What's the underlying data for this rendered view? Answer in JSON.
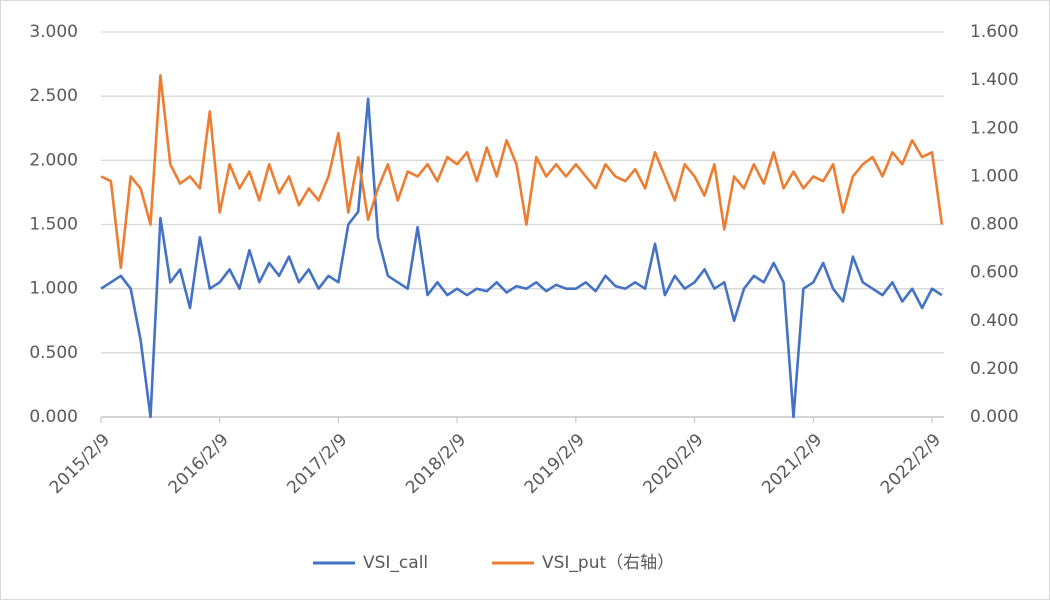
{
  "chart_data": {
    "type": "line",
    "categories": [
      "2015/2/9",
      null,
      null,
      null,
      null,
      null,
      null,
      null,
      null,
      null,
      null,
      null,
      "2016/2/9",
      null,
      null,
      null,
      null,
      null,
      null,
      null,
      null,
      null,
      null,
      null,
      "2017/2/9",
      null,
      null,
      null,
      null,
      null,
      null,
      null,
      null,
      null,
      null,
      null,
      "2018/2/9",
      null,
      null,
      null,
      null,
      null,
      null,
      null,
      null,
      null,
      null,
      null,
      "2019/2/9",
      null,
      null,
      null,
      null,
      null,
      null,
      null,
      null,
      null,
      null,
      null,
      "2020/2/9",
      null,
      null,
      null,
      null,
      null,
      null,
      null,
      null,
      null,
      null,
      null,
      "2021/2/9",
      null,
      null,
      null,
      null,
      null,
      null,
      null,
      null,
      null,
      null,
      null,
      "2022/2/9",
      null
    ],
    "series": [
      {
        "name": "VSI_call",
        "color": "#4472c4",
        "axis": "y",
        "values": [
          1.0,
          1.05,
          1.1,
          1.0,
          0.6,
          0.0,
          1.55,
          1.05,
          1.15,
          0.85,
          1.4,
          1.0,
          1.05,
          1.15,
          1.0,
          1.3,
          1.05,
          1.2,
          1.1,
          1.25,
          1.05,
          1.15,
          1.0,
          1.1,
          1.05,
          1.5,
          1.6,
          2.48,
          1.4,
          1.1,
          1.05,
          1.0,
          1.48,
          0.95,
          1.05,
          0.95,
          1.0,
          0.95,
          1.0,
          0.98,
          1.05,
          0.97,
          1.02,
          1.0,
          1.05,
          0.98,
          1.03,
          1.0,
          1.0,
          1.05,
          0.98,
          1.1,
          1.02,
          1.0,
          1.05,
          1.0,
          1.35,
          0.95,
          1.1,
          1.0,
          1.05,
          1.15,
          1.0,
          1.05,
          0.75,
          1.0,
          1.1,
          1.05,
          1.2,
          1.05,
          0.0,
          1.0,
          1.05,
          1.2,
          1.0,
          0.9,
          1.25,
          1.05,
          1.0,
          0.95,
          1.05,
          0.9,
          1.0,
          0.85,
          1.0,
          0.95
        ]
      },
      {
        "name": "VSI_put（右轴）",
        "color": "#ed7d31",
        "axis": "y2",
        "values": [
          1.0,
          0.98,
          0.62,
          1.0,
          0.95,
          0.8,
          1.42,
          1.05,
          0.97,
          1.0,
          0.95,
          1.27,
          0.85,
          1.05,
          0.95,
          1.02,
          0.9,
          1.05,
          0.93,
          1.0,
          0.88,
          0.95,
          0.9,
          1.0,
          1.18,
          0.85,
          1.08,
          0.82,
          0.95,
          1.05,
          0.9,
          1.02,
          1.0,
          1.05,
          0.98,
          1.08,
          1.05,
          1.1,
          0.98,
          1.12,
          1.0,
          1.15,
          1.05,
          0.8,
          1.08,
          1.0,
          1.05,
          1.0,
          1.05,
          1.0,
          0.95,
          1.05,
          1.0,
          0.98,
          1.03,
          0.95,
          1.1,
          1.0,
          0.9,
          1.05,
          1.0,
          0.92,
          1.05,
          0.78,
          1.0,
          0.95,
          1.05,
          0.97,
          1.1,
          0.95,
          1.02,
          0.95,
          1.0,
          0.98,
          1.05,
          0.85,
          1.0,
          1.05,
          1.08,
          1.0,
          1.1,
          1.05,
          1.15,
          1.08,
          1.1,
          0.8
        ]
      }
    ],
    "ylim": [
      0,
      3
    ],
    "yticks": [
      {
        "value": 0,
        "label": "0.000"
      },
      {
        "value": 0.5,
        "label": "0.500"
      },
      {
        "value": 1,
        "label": "1.000"
      },
      {
        "value": 1.5,
        "label": "1.500"
      },
      {
        "value": 2,
        "label": "2.000"
      },
      {
        "value": 2.5,
        "label": "2.500"
      },
      {
        "value": 3,
        "label": "3.000"
      }
    ],
    "y2lim": [
      0,
      1.6
    ],
    "y2ticks": [
      {
        "value": 0,
        "label": "0.000"
      },
      {
        "value": 0.2,
        "label": "0.200"
      },
      {
        "value": 0.4,
        "label": "0.400"
      },
      {
        "value": 0.6,
        "label": "0.600"
      },
      {
        "value": 0.8,
        "label": "0.800"
      },
      {
        "value": 1,
        "label": "1.000"
      },
      {
        "value": 1.2,
        "label": "1.200"
      },
      {
        "value": 1.4,
        "label": "1.400"
      },
      {
        "value": 1.6,
        "label": "1.600"
      }
    ],
    "grid": true,
    "legend": "bottom"
  }
}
^^^^
Do this: Do not copy the pictures, but repeat every line exactly.

Task answer:
What's the underlying data for this rendered view? Answer in JSON.
{
  "chart_data": {
    "type": "line",
    "categories": [
      "2015/2/9",
      null,
      null,
      null,
      null,
      null,
      null,
      null,
      null,
      null,
      null,
      null,
      "2016/2/9",
      null,
      null,
      null,
      null,
      null,
      null,
      null,
      null,
      null,
      null,
      null,
      "2017/2/9",
      null,
      null,
      null,
      null,
      null,
      null,
      null,
      null,
      null,
      null,
      null,
      "2018/2/9",
      null,
      null,
      null,
      null,
      null,
      null,
      null,
      null,
      null,
      null,
      null,
      "2019/2/9",
      null,
      null,
      null,
      null,
      null,
      null,
      null,
      null,
      null,
      null,
      null,
      "2020/2/9",
      null,
      null,
      null,
      null,
      null,
      null,
      null,
      null,
      null,
      null,
      null,
      "2021/2/9",
      null,
      null,
      null,
      null,
      null,
      null,
      null,
      null,
      null,
      null,
      null,
      "2022/2/9",
      null
    ],
    "series": [
      {
        "name": "VSI_call",
        "color": "#4472c4",
        "axis": "y",
        "values": [
          1.0,
          1.05,
          1.1,
          1.0,
          0.6,
          0.0,
          1.55,
          1.05,
          1.15,
          0.85,
          1.4,
          1.0,
          1.05,
          1.15,
          1.0,
          1.3,
          1.05,
          1.2,
          1.1,
          1.25,
          1.05,
          1.15,
          1.0,
          1.1,
          1.05,
          1.5,
          1.6,
          2.48,
          1.4,
          1.1,
          1.05,
          1.0,
          1.48,
          0.95,
          1.05,
          0.95,
          1.0,
          0.95,
          1.0,
          0.98,
          1.05,
          0.97,
          1.02,
          1.0,
          1.05,
          0.98,
          1.03,
          1.0,
          1.0,
          1.05,
          0.98,
          1.1,
          1.02,
          1.0,
          1.05,
          1.0,
          1.35,
          0.95,
          1.1,
          1.0,
          1.05,
          1.15,
          1.0,
          1.05,
          0.75,
          1.0,
          1.1,
          1.05,
          1.2,
          1.05,
          0.0,
          1.0,
          1.05,
          1.2,
          1.0,
          0.9,
          1.25,
          1.05,
          1.0,
          0.95,
          1.05,
          0.9,
          1.0,
          0.85,
          1.0,
          0.95
        ]
      },
      {
        "name": "VSI_put（右轴）",
        "color": "#ed7d31",
        "axis": "y2",
        "values": [
          1.0,
          0.98,
          0.62,
          1.0,
          0.95,
          0.8,
          1.42,
          1.05,
          0.97,
          1.0,
          0.95,
          1.27,
          0.85,
          1.05,
          0.95,
          1.02,
          0.9,
          1.05,
          0.93,
          1.0,
          0.88,
          0.95,
          0.9,
          1.0,
          1.18,
          0.85,
          1.08,
          0.82,
          0.95,
          1.05,
          0.9,
          1.02,
          1.0,
          1.05,
          0.98,
          1.08,
          1.05,
          1.1,
          0.98,
          1.12,
          1.0,
          1.15,
          1.05,
          0.8,
          1.08,
          1.0,
          1.05,
          1.0,
          1.05,
          1.0,
          0.95,
          1.05,
          1.0,
          0.98,
          1.03,
          0.95,
          1.1,
          1.0,
          0.9,
          1.05,
          1.0,
          0.92,
          1.05,
          0.78,
          1.0,
          0.95,
          1.05,
          0.97,
          1.1,
          0.95,
          1.02,
          0.95,
          1.0,
          0.98,
          1.05,
          0.85,
          1.0,
          1.05,
          1.08,
          1.0,
          1.1,
          1.05,
          1.15,
          1.08,
          1.1,
          0.8
        ]
      }
    ],
    "ylim": [
      0,
      3
    ],
    "yticks": [
      {
        "value": 0,
        "label": "0.000"
      },
      {
        "value": 0.5,
        "label": "0.500"
      },
      {
        "value": 1,
        "label": "1.000"
      },
      {
        "value": 1.5,
        "label": "1.500"
      },
      {
        "value": 2,
        "label": "2.000"
      },
      {
        "value": 2.5,
        "label": "2.500"
      },
      {
        "value": 3,
        "label": "3.000"
      }
    ],
    "y2lim": [
      0,
      1.6
    ],
    "y2ticks": [
      {
        "value": 0,
        "label": "0.000"
      },
      {
        "value": 0.2,
        "label": "0.200"
      },
      {
        "value": 0.4,
        "label": "0.400"
      },
      {
        "value": 0.6,
        "label": "0.600"
      },
      {
        "value": 0.8,
        "label": "0.800"
      },
      {
        "value": 1,
        "label": "1.000"
      },
      {
        "value": 1.2,
        "label": "1.200"
      },
      {
        "value": 1.4,
        "label": "1.400"
      },
      {
        "value": 1.6,
        "label": "1.600"
      }
    ],
    "grid": true,
    "legend": "bottom"
  }
}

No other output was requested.